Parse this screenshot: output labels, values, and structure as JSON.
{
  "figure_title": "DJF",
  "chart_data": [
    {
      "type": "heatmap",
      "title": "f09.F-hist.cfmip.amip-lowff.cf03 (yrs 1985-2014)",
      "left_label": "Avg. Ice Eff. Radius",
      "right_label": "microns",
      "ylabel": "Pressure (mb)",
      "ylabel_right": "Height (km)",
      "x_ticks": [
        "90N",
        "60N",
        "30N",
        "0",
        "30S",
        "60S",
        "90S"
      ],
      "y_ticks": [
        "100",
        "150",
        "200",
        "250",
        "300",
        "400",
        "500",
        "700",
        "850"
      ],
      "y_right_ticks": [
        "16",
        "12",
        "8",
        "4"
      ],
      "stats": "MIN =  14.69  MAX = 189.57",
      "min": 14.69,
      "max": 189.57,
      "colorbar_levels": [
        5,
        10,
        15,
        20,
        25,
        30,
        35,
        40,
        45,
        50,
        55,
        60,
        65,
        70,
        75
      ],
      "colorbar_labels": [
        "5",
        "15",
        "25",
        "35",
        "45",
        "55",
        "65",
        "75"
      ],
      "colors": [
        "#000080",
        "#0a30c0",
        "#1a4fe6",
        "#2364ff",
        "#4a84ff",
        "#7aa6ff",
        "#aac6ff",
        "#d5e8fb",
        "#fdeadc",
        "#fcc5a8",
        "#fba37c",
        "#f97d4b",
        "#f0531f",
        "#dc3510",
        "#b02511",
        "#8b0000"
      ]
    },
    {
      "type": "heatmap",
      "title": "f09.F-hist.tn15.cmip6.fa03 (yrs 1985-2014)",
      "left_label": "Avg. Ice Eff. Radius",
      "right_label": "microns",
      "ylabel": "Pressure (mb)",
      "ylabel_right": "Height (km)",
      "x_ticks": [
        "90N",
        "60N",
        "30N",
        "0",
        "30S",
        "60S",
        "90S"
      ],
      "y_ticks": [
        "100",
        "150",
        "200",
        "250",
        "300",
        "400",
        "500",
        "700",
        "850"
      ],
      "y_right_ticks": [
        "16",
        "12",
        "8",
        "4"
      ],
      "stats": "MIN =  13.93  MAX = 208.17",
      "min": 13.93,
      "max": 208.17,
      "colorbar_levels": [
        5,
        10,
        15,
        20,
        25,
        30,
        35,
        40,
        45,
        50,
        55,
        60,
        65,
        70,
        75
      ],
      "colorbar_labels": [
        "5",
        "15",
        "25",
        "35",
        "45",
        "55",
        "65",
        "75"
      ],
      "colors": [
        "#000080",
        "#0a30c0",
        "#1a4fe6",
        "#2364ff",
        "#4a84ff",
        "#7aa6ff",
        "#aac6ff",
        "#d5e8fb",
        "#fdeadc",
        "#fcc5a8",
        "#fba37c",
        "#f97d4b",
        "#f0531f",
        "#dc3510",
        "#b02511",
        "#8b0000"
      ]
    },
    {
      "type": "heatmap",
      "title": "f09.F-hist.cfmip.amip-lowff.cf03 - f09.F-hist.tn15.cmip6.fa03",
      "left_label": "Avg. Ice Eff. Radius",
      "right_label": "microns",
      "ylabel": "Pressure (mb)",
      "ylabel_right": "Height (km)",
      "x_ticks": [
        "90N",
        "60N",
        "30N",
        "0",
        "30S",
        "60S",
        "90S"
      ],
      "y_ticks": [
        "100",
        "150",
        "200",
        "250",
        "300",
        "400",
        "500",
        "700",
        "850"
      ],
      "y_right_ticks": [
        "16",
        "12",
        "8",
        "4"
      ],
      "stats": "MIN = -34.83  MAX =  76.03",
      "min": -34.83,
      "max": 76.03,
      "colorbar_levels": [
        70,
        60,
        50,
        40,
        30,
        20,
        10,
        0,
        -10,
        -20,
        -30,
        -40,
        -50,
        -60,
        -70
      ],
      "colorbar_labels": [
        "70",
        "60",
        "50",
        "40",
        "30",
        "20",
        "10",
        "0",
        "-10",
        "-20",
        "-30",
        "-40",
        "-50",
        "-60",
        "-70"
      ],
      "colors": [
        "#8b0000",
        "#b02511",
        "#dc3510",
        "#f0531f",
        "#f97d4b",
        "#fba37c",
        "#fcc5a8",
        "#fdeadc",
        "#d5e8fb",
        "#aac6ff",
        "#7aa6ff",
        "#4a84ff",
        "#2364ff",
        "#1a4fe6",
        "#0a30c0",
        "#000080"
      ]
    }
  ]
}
□ □ □ □ □
*GIVEN REQUEST*
Your task is to print the whole listing again exactly.

*ANSWER TO THE PROBLEM*
Parse this screenshot: output labels, values, and structure as JSON.
{
  "figure_title": "DJF",
  "chart_data": [
    {
      "type": "heatmap",
      "title": "f09.F-hist.cfmip.amip-lowff.cf03 (yrs 1985-2014)",
      "left_label": "Avg. Ice Eff. Radius",
      "right_label": "microns",
      "ylabel": "Pressure (mb)",
      "ylabel_right": "Height (km)",
      "x_ticks": [
        "90N",
        "60N",
        "30N",
        "0",
        "30S",
        "60S",
        "90S"
      ],
      "y_ticks": [
        "100",
        "150",
        "200",
        "250",
        "300",
        "400",
        "500",
        "700",
        "850"
      ],
      "y_right_ticks": [
        "16",
        "12",
        "8",
        "4"
      ],
      "stats": "MIN =  14.69  MAX = 189.57",
      "min": 14.69,
      "max": 189.57,
      "colorbar_levels": [
        5,
        10,
        15,
        20,
        25,
        30,
        35,
        40,
        45,
        50,
        55,
        60,
        65,
        70,
        75
      ],
      "colorbar_labels": [
        "5",
        "15",
        "25",
        "35",
        "45",
        "55",
        "65",
        "75"
      ],
      "colors": [
        "#000080",
        "#0a30c0",
        "#1a4fe6",
        "#2364ff",
        "#4a84ff",
        "#7aa6ff",
        "#aac6ff",
        "#d5e8fb",
        "#fdeadc",
        "#fcc5a8",
        "#fba37c",
        "#f97d4b",
        "#f0531f",
        "#dc3510",
        "#b02511",
        "#8b0000"
      ]
    },
    {
      "type": "heatmap",
      "title": "f09.F-hist.tn15.cmip6.fa03 (yrs 1985-2014)",
      "left_label": "Avg. Ice Eff. Radius",
      "right_label": "microns",
      "ylabel": "Pressure (mb)",
      "ylabel_right": "Height (km)",
      "x_ticks": [
        "90N",
        "60N",
        "30N",
        "0",
        "30S",
        "60S",
        "90S"
      ],
      "y_ticks": [
        "100",
        "150",
        "200",
        "250",
        "300",
        "400",
        "500",
        "700",
        "850"
      ],
      "y_right_ticks": [
        "16",
        "12",
        "8",
        "4"
      ],
      "stats": "MIN =  13.93  MAX = 208.17",
      "min": 13.93,
      "max": 208.17,
      "colorbar_levels": [
        5,
        10,
        15,
        20,
        25,
        30,
        35,
        40,
        45,
        50,
        55,
        60,
        65,
        70,
        75
      ],
      "colorbar_labels": [
        "5",
        "15",
        "25",
        "35",
        "45",
        "55",
        "65",
        "75"
      ],
      "colors": [
        "#000080",
        "#0a30c0",
        "#1a4fe6",
        "#2364ff",
        "#4a84ff",
        "#7aa6ff",
        "#aac6ff",
        "#d5e8fb",
        "#fdeadc",
        "#fcc5a8",
        "#fba37c",
        "#f97d4b",
        "#f0531f",
        "#dc3510",
        "#b02511",
        "#8b0000"
      ]
    },
    {
      "type": "heatmap",
      "title": "f09.F-hist.cfmip.amip-lowff.cf03 - f09.F-hist.tn15.cmip6.fa03",
      "left_label": "Avg. Ice Eff. Radius",
      "right_label": "microns",
      "ylabel": "Pressure (mb)",
      "ylabel_right": "Height (km)",
      "x_ticks": [
        "90N",
        "60N",
        "30N",
        "0",
        "30S",
        "60S",
        "90S"
      ],
      "y_ticks": [
        "100",
        "150",
        "200",
        "250",
        "300",
        "400",
        "500",
        "700",
        "850"
      ],
      "y_right_ticks": [
        "16",
        "12",
        "8",
        "4"
      ],
      "stats": "MIN = -34.83  MAX =  76.03",
      "min": -34.83,
      "max": 76.03,
      "colorbar_levels": [
        70,
        60,
        50,
        40,
        30,
        20,
        10,
        0,
        -10,
        -20,
        -30,
        -40,
        -50,
        -60,
        -70
      ],
      "colorbar_labels": [
        "70",
        "60",
        "50",
        "40",
        "30",
        "20",
        "10",
        "0",
        "-10",
        "-20",
        "-30",
        "-40",
        "-50",
        "-60",
        "-70"
      ],
      "colors": [
        "#8b0000",
        "#b02511",
        "#dc3510",
        "#f0531f",
        "#f97d4b",
        "#fba37c",
        "#fcc5a8",
        "#fdeadc",
        "#d5e8fb",
        "#aac6ff",
        "#7aa6ff",
        "#4a84ff",
        "#2364ff",
        "#1a4fe6",
        "#0a30c0",
        "#000080"
      ]
    }
  ]
}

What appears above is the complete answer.